## RECORDED DATA
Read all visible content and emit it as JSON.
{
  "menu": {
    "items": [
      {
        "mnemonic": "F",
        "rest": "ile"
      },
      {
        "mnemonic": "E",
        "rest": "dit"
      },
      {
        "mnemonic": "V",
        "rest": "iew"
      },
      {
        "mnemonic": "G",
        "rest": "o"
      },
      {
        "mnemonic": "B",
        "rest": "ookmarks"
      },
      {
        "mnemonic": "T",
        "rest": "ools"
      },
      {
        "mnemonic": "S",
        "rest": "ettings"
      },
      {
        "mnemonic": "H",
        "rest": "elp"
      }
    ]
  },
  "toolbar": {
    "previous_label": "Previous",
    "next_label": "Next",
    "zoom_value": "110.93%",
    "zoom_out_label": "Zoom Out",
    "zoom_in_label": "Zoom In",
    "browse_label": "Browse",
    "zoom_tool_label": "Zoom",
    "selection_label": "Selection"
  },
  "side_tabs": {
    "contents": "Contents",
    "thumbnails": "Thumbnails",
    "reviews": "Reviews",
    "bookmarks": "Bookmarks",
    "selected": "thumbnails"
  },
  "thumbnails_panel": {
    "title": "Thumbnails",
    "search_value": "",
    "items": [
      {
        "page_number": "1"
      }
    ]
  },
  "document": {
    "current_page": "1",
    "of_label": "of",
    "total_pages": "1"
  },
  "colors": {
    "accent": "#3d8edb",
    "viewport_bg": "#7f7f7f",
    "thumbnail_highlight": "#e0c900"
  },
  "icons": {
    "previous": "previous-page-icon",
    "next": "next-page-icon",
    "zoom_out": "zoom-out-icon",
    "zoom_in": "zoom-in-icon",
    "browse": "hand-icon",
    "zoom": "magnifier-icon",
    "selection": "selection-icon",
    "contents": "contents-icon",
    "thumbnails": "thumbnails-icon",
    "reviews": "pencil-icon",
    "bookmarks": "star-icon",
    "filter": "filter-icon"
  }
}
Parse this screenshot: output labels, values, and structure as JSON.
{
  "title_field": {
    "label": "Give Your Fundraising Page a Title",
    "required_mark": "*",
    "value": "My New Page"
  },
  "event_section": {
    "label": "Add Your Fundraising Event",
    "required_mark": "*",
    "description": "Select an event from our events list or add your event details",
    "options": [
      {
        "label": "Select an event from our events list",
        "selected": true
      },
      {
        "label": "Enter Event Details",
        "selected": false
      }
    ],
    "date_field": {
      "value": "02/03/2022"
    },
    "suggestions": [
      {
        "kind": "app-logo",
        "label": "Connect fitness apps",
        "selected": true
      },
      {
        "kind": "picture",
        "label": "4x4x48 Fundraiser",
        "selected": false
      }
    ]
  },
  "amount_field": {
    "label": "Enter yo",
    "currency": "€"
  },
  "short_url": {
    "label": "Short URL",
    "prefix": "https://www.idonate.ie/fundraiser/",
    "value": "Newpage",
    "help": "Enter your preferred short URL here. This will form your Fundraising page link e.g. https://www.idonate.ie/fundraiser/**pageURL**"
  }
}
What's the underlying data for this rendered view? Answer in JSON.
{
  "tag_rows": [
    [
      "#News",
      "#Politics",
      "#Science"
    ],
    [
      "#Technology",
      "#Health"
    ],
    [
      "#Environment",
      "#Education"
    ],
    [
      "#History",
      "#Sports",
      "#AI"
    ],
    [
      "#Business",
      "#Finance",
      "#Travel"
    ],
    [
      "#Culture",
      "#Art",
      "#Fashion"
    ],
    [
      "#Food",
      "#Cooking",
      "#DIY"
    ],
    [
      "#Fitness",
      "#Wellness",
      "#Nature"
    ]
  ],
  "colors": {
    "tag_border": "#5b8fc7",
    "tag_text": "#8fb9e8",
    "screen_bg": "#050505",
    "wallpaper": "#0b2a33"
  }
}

## PROBLEM REQUIREMENTS
Print again each line of the listing above, exactly as it appears.

## TASK RESPONSE
Read all visible content and emit it as JSON.
{
  "menu": {
    "items": [
      {
        "mnemonic": "F",
        "rest": "ile"
      },
      {
        "mnemonic": "E",
        "rest": "dit"
      },
      {
        "mnemonic": "V",
        "rest": "iew"
      },
      {
        "mnemonic": "G",
        "rest": "o"
      },
      {
        "mnemonic": "B",
        "rest": "ookmarks"
      },
      {
        "mnemonic": "T",
        "rest": "ools"
      },
      {
        "mnemonic": "S",
        "rest": "ettings"
      },
      {
        "mnemonic": "H",
        "rest": "elp"
      }
    ]
  },
  "toolbar": {
    "previous_label": "Previous",
    "next_label": "Next",
    "zoom_value": "110.93%",
    "zoom_out_label": "Zoom Out",
    "zoom_in_label": "Zoom In",
    "browse_label": "Browse",
    "zoom_tool_label": "Zoom",
    "selection_label": "Selection"
  },
  "side_tabs": {
    "contents": "Contents",
    "thumbnails": "Thumbnails",
    "reviews": "Reviews",
    "bookmarks": "Bookmarks",
    "selected": "thumbnails"
  },
  "thumbnails_panel": {
    "title": "Thumbnails",
    "search_value": "",
    "items": [
      {
        "page_number": "1"
      }
    ]
  },
  "document": {
    "current_page": "1",
    "of_label": "of",
    "total_pages": "1"
  },
  "colors": {
    "accent": "#3d8edb",
    "viewport_bg": "#7f7f7f",
    "thumbnail_highlight": "#e0c900"
  },
  "icons": {
    "previous": "previous-page-icon",
    "next": "next-page-icon",
    "zoom_out": "zoom-out-icon",
    "zoom_in": "zoom-in-icon",
    "browse": "hand-icon",
    "zoom": "magnifier-icon",
    "selection": "selection-icon",
    "contents": "contents-icon",
    "thumbnails": "thumbnails-icon",
    "reviews": "pencil-icon",
    "bookmarks": "star-icon",
    "filter": "filter-icon"
  }
}
Parse this screenshot: output labels, values, and structure as JSON.
{
  "title_field": {
    "label": "Give Your Fundraising Page a Title",
    "required_mark": "*",
    "value": "My New Page"
  },
  "event_section": {
    "label": "Add Your Fundraising Event",
    "required_mark": "*",
    "description": "Select an event from our events list or add your event details",
    "options": [
      {
        "label": "Select an event from our events list",
        "selected": true
      },
      {
        "label": "Enter Event Details",
        "selected": false
      }
    ],
    "date_field": {
      "value": "02/03/2022"
    },
    "suggestions": [
      {
        "kind": "app-logo",
        "label": "Connect fitness apps",
        "selected": true
      },
      {
        "kind": "picture",
        "label": "4x4x48 Fundraiser",
        "selected": false
      }
    ]
  },
  "amount_field": {
    "label": "Enter yo",
    "currency": "€"
  },
  "short_url": {
    "label": "Short URL",
    "prefix": "https://www.idonate.ie/fundraiser/",
    "value": "Newpage",
    "help": "Enter your preferred short URL here. This will form your Fundraising page link e.g. https://www.idonate.ie/fundraiser/**pageURL**"
  }
}
What's the underlying data for this rendered view? Answer in JSON.
{
  "tag_rows": [
    [
      "#News",
      "#Politics",
      "#Science"
    ],
    [
      "#Technology",
      "#Health"
    ],
    [
      "#Environment",
      "#Education"
    ],
    [
      "#History",
      "#Sports",
      "#AI"
    ],
    [
      "#Business",
      "#Finance",
      "#Travel"
    ],
    [
      "#Culture",
      "#Art",
      "#Fashion"
    ],
    [
      "#Food",
      "#Cooking",
      "#DIY"
    ],
    [
      "#Fitness",
      "#Wellness",
      "#Nature"
    ]
  ],
  "colors": {
    "tag_border": "#5b8fc7",
    "tag_text": "#8fb9e8",
    "screen_bg": "#050505",
    "wallpaper": "#0b2a33"
  }
}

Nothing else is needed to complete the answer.